#### REQUIREMENT:
Scan the entries below line by line and state how many lines contain the string "dash", giving only the number.

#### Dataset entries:
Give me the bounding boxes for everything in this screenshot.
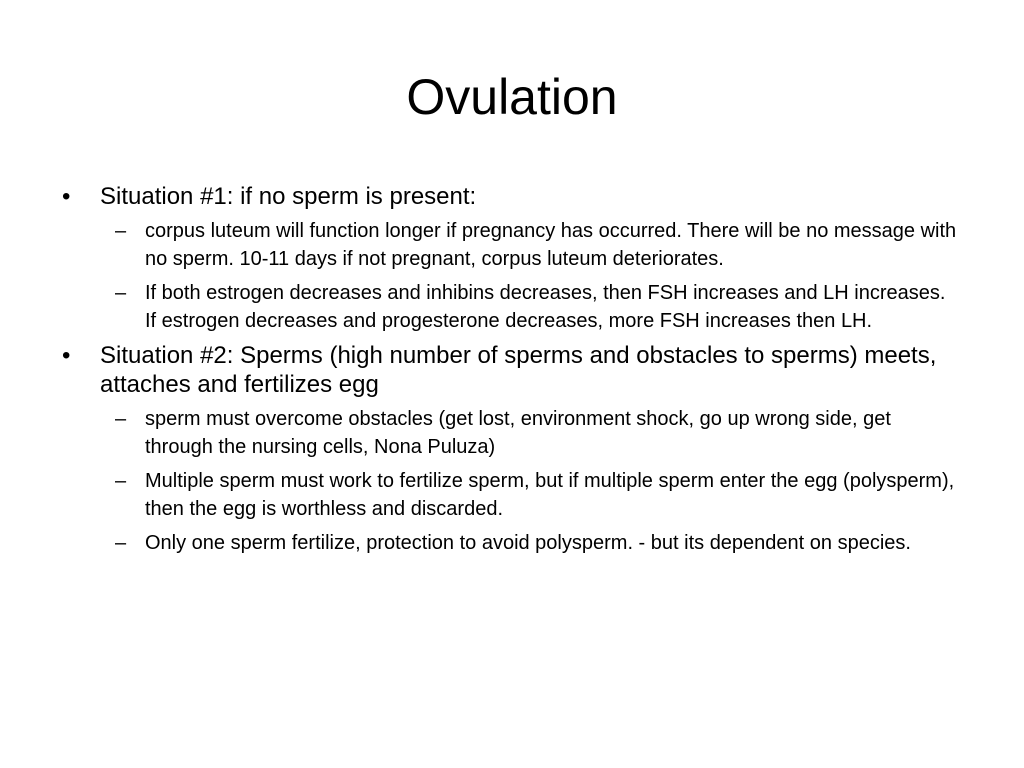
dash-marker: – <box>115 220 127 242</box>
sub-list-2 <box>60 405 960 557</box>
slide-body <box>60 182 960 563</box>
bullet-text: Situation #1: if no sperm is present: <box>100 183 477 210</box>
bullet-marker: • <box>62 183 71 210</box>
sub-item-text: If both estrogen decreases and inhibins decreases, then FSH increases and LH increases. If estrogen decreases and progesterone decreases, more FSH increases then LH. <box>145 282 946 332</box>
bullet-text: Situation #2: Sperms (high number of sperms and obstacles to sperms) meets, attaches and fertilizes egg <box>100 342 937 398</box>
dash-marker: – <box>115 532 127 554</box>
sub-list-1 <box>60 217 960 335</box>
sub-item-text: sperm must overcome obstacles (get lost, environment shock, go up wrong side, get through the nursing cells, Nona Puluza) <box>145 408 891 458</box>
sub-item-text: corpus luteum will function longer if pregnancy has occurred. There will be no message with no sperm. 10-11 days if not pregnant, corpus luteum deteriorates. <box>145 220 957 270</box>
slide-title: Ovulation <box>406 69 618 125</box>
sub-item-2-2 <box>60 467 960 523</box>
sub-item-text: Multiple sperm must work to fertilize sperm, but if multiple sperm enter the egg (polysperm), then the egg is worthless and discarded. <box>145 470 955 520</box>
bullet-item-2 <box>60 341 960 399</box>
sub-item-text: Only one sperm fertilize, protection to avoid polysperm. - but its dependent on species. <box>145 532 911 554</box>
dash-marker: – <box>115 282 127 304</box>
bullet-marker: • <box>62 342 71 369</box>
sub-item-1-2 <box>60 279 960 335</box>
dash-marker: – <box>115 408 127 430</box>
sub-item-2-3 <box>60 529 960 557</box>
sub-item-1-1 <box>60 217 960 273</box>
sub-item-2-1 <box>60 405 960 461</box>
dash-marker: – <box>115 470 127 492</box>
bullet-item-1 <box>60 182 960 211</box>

#### EXERCISE RESPONSE:
5